◆ TO BE DONE: Print the data exactly, leaving nothing out.

◆ INFORMATION SHOWN:
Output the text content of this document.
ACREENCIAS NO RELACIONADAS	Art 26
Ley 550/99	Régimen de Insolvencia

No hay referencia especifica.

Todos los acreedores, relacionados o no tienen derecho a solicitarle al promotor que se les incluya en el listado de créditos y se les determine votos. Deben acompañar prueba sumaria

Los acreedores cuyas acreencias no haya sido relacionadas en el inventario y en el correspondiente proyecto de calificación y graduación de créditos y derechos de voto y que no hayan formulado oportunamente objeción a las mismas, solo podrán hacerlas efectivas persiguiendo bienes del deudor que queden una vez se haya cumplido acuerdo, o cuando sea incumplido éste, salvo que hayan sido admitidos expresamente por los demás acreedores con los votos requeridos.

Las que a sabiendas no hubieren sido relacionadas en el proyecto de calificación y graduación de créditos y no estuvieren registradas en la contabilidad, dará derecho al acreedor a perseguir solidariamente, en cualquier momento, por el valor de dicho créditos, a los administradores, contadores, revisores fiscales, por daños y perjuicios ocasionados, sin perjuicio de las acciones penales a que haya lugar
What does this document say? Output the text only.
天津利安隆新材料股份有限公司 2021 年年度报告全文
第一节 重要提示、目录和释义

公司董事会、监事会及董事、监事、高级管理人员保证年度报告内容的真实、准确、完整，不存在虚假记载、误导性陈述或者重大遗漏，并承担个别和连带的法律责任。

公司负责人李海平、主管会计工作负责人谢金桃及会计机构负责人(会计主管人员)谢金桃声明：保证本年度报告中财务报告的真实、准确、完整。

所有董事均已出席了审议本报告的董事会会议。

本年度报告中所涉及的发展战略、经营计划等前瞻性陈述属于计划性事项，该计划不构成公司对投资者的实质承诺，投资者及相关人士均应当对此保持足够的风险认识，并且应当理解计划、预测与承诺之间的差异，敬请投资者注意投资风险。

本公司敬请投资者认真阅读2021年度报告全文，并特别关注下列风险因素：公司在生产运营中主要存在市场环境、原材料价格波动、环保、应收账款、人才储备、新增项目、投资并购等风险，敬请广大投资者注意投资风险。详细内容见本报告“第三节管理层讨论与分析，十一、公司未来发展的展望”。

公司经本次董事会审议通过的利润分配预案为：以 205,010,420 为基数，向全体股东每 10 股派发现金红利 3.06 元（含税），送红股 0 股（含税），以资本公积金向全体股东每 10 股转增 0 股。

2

◆ SOLUTION BELOW:
Output the text content of this document.
ACREENCIAS NO RELACIONADAS	Art 26
Ley 550/99	Régimen de Insolvencia

No hay referencia especifica.

Todos los acreedores, relacionados o no tienen derecho a solicitarle al promotor que se les incluya en el listado de créditos y se les determine votos. Deben acompañar prueba sumaria

Los acreedores cuyas acreencias no haya sido relacionadas en el inventario y en el correspondiente proyecto de calificación y graduación de créditos y derechos de voto y que no hayan formulado oportunamente objeción a las mismas, solo podrán hacerlas efectivas persiguiendo bienes del deudor que queden una vez se haya cumplido acuerdo, o cuando sea incumplido éste, salvo que hayan sido admitidos expresamente por los demás acreedores con los votos requeridos.

Las que a sabiendas no hubieren sido relacionadas en el proyecto de calificación y graduación de créditos y no estuvieren registradas en la contabilidad, dará derecho al acreedor a perseguir solidariamente, en cualquier momento, por el valor de dicho créditos, a los administradores, contadores, revisores fiscales, por daños y perjuicios ocasionados, sin perjuicio de las acciones penales a que haya lugar
What does this document say? Output the text only.
天津利安隆新材料股份有限公司 2021 年年度报告全文
第一节 重要提示、目录和释义

公司董事会、监事会及董事、监事、高级管理人员保证年度报告内容的真实、准确、完整，不存在虚假记载、误导性陈述或者重大遗漏，并承担个别和连带的法律责任。

公司负责人李海平、主管会计工作负责人谢金桃及会计机构负责人(会计主管人员)谢金桃声明：保证本年度报告中财务报告的真实、准确、完整。

所有董事均已出席了审议本报告的董事会会议。

本年度报告中所涉及的发展战略、经营计划等前瞻性陈述属于计划性事项，该计划不构成公司对投资者的实质承诺，投资者及相关人士均应当对此保持足够的风险认识，并且应当理解计划、预测与承诺之间的差异，敬请投资者注意投资风险。

本公司敬请投资者认真阅读2021年度报告全文，并特别关注下列风险因素：公司在生产运营中主要存在市场环境、原材料价格波动、环保、应收账款、人才储备、新增项目、投资并购等风险，敬请广大投资者注意投资风险。详细内容见本报告“第三节管理层讨论与分析，十一、公司未来发展的展望”。

公司经本次董事会审议通过的利润分配预案为：以 205,010,420 为基数，向全体股东每 10 股派发现金红利 3.06 元（含税），送红股 0 股（含税），以资本公积金向全体股东每 10 股转增 0 股。

2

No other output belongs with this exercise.